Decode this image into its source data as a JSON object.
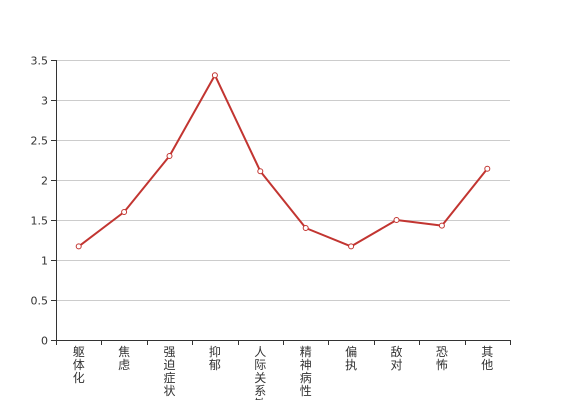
{
  "chart_data": {
    "type": "line",
    "categories": [
      "躯体化",
      "焦虑",
      "强迫症状",
      "抑郁",
      "人际关系敏感",
      "精神病性",
      "偏执",
      "敌对",
      "恐怖",
      "其他"
    ],
    "series": [
      {
        "values": [
          1.17,
          1.6,
          2.3,
          3.31,
          2.11,
          1.4,
          1.17,
          1.5,
          1.43,
          2.14
        ],
        "color": "#c23531"
      }
    ],
    "y_ticks": [
      "0",
      "0.5",
      "1",
      "1.5",
      "2",
      "2.5",
      "3",
      "3.5"
    ],
    "ylim": [
      0,
      3.5
    ],
    "grid": true,
    "legend": "none",
    "title": "",
    "xlabel": "",
    "ylabel": ""
  }
}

• **What to produce**
Output the data exactly. Pictures don't belong in the result.

• **Task solution**
Decode this image into its source data as a JSON object.
{
  "chart_data": {
    "type": "line",
    "categories": [
      "躯体化",
      "焦虑",
      "强迫症状",
      "抑郁",
      "人际关系敏感",
      "精神病性",
      "偏执",
      "敌对",
      "恐怖",
      "其他"
    ],
    "series": [
      {
        "values": [
          1.17,
          1.6,
          2.3,
          3.31,
          2.11,
          1.4,
          1.17,
          1.5,
          1.43,
          2.14
        ],
        "color": "#c23531"
      }
    ],
    "y_ticks": [
      "0",
      "0.5",
      "1",
      "1.5",
      "2",
      "2.5",
      "3",
      "3.5"
    ],
    "ylim": [
      0,
      3.5
    ],
    "grid": true,
    "legend": "none",
    "title": "",
    "xlabel": "",
    "ylabel": ""
  }
}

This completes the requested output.